Record extracts >>
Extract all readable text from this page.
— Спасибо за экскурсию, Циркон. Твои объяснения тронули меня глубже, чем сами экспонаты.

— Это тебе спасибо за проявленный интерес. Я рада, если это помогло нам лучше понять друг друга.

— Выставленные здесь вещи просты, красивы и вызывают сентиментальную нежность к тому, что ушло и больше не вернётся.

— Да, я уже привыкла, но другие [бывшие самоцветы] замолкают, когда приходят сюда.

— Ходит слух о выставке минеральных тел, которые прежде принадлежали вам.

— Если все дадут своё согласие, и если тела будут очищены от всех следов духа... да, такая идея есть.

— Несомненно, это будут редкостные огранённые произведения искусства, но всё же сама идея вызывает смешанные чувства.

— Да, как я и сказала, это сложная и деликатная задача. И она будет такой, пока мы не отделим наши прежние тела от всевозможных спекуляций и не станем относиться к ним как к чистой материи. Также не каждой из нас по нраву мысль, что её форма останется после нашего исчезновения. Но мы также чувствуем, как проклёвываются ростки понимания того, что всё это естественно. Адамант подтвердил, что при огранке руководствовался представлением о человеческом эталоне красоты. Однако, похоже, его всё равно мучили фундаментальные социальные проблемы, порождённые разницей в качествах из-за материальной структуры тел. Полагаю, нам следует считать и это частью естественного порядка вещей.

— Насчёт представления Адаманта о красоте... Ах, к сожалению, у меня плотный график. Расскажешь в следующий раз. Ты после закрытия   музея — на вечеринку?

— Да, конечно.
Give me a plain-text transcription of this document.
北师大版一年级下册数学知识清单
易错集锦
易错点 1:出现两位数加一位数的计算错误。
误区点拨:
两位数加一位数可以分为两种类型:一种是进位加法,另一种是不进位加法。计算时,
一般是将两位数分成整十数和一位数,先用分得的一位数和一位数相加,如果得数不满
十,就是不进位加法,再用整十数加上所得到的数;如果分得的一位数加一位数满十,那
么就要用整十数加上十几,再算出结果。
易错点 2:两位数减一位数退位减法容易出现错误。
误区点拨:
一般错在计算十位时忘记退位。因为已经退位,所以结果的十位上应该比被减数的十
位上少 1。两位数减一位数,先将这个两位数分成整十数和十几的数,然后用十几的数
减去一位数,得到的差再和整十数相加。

Problem details >> Search the preceding listing for "будут" and extract every line where it is found.

Result of this exercise >>
— Если все дадут своё согласие, и если тела будут очищены от всех следов духа... да, такая идея есть.
— Несомненно, это будут редкостные огранённые произведения искусства, но всё же сама идея вызывает смешанные чувства.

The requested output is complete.